YOUR GOAL
Find the lines that hold "Weekly". Report only how many there are.

EXCERPTED RECORDS
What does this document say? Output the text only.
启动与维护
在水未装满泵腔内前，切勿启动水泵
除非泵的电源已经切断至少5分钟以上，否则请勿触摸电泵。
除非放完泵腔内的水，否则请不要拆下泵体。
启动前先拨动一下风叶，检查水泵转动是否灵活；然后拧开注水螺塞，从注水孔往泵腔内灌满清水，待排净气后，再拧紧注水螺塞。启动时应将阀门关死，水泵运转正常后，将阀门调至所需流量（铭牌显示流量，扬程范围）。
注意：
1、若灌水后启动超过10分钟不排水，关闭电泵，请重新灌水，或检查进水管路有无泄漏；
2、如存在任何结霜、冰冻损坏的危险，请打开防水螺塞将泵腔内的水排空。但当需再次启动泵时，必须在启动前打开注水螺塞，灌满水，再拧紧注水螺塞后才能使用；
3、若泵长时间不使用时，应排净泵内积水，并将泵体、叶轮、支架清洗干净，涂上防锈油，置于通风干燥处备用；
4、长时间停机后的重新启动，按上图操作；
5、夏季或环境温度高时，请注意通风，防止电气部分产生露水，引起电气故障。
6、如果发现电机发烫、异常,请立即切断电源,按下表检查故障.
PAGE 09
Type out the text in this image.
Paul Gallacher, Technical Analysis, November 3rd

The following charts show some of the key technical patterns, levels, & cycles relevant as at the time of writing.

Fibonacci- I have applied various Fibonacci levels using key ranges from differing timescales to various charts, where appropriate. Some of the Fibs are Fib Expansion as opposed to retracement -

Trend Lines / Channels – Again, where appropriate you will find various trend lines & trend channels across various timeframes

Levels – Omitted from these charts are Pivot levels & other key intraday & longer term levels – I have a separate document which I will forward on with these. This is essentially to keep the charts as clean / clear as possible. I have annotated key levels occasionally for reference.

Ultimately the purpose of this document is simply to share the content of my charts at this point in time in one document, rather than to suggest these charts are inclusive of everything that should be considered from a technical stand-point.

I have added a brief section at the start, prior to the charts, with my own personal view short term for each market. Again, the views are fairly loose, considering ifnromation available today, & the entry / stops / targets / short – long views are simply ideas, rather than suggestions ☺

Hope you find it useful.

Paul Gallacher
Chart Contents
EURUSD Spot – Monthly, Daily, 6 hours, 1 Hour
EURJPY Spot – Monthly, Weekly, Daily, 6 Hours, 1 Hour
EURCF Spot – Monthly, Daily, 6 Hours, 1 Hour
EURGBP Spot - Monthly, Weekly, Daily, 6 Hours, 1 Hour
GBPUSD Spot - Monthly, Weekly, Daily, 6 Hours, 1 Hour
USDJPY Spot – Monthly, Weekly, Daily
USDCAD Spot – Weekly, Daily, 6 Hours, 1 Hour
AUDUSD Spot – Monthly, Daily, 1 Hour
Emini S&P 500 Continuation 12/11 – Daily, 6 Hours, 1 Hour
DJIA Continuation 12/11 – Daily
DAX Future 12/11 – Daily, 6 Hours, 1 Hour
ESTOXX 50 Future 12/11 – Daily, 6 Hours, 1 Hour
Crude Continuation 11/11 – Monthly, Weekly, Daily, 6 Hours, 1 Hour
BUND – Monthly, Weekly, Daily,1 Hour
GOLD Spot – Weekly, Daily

FINISHED TASK
8